- Recorded data -
>>>>

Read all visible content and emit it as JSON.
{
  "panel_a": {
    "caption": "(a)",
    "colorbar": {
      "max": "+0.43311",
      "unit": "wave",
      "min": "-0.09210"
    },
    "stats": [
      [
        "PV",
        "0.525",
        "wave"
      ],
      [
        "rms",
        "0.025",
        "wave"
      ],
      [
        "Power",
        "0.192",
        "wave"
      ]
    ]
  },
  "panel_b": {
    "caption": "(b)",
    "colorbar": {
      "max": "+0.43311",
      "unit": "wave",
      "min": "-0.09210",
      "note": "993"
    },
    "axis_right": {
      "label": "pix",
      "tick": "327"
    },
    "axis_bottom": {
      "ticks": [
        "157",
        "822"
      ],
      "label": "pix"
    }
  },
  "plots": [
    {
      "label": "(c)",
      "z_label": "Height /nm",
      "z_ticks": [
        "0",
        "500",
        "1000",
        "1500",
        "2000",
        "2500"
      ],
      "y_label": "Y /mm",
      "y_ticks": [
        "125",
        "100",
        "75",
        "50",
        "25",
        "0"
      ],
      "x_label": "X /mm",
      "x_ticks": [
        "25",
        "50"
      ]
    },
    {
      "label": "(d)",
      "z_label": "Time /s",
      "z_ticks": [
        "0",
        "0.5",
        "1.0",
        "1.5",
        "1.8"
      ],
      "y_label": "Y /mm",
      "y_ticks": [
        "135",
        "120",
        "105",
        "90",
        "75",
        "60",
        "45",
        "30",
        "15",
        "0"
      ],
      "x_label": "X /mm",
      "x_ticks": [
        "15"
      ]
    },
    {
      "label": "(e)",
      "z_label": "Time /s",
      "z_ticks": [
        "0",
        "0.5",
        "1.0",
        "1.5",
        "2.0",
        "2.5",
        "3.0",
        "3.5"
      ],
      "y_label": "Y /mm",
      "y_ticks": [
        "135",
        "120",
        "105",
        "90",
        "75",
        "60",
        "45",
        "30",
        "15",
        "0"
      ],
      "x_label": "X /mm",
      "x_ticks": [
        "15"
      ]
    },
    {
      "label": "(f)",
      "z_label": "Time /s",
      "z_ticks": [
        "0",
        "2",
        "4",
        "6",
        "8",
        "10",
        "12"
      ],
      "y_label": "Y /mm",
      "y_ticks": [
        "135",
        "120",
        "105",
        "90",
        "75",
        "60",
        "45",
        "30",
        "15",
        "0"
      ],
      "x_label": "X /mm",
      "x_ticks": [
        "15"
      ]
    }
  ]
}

<<<<

- The problem -
Every entry above should be retyped exactly as shown.

- Output for this task -
Read all visible content and emit it as JSON.
{
  "panel_a": {
    "caption": "(a)",
    "colorbar": {
      "max": "+0.43311",
      "unit": "wave",
      "min": "-0.09210"
    },
    "stats": [
      [
        "PV",
        "0.525",
        "wave"
      ],
      [
        "rms",
        "0.025",
        "wave"
      ],
      [
        "Power",
        "0.192",
        "wave"
      ]
    ]
  },
  "panel_b": {
    "caption": "(b)",
    "colorbar": {
      "max": "+0.43311",
      "unit": "wave",
      "min": "-0.09210",
      "note": "993"
    },
    "axis_right": {
      "label": "pix",
      "tick": "327"
    },
    "axis_bottom": {
      "ticks": [
        "157",
        "822"
      ],
      "label": "pix"
    }
  },
  "plots": [
    {
      "label": "(c)",
      "z_label": "Height /nm",
      "z_ticks": [
        "0",
        "500",
        "1000",
        "1500",
        "2000",
        "2500"
      ],
      "y_label": "Y /mm",
      "y_ticks": [
        "125",
        "100",
        "75",
        "50",
        "25",
        "0"
      ],
      "x_label": "X /mm",
      "x_ticks": [
        "25",
        "50"
      ]
    },
    {
      "label": "(d)",
      "z_label": "Time /s",
      "z_ticks": [
        "0",
        "0.5",
        "1.0",
        "1.5",
        "1.8"
      ],
      "y_label": "Y /mm",
      "y_ticks": [
        "135",
        "120",
        "105",
        "90",
        "75",
        "60",
        "45",
        "30",
        "15",
        "0"
      ],
      "x_label": "X /mm",
      "x_ticks": [
        "15"
      ]
    },
    {
      "label": "(e)",
      "z_label": "Time /s",
      "z_ticks": [
        "0",
        "0.5",
        "1.0",
        "1.5",
        "2.0",
        "2.5",
        "3.0",
        "3.5"
      ],
      "y_label": "Y /mm",
      "y_ticks": [
        "135",
        "120",
        "105",
        "90",
        "75",
        "60",
        "45",
        "30",
        "15",
        "0"
      ],
      "x_label": "X /mm",
      "x_ticks": [
        "15"
      ]
    },
    {
      "label": "(f)",
      "z_label": "Time /s",
      "z_ticks": [
        "0",
        "2",
        "4",
        "6",
        "8",
        "10",
        "12"
      ],
      "y_label": "Y /mm",
      "y_ticks": [
        "135",
        "120",
        "105",
        "90",
        "75",
        "60",
        "45",
        "30",
        "15",
        "0"
      ],
      "x_label": "X /mm",
      "x_ticks": [
        "15"
      ]
    }
  ]
}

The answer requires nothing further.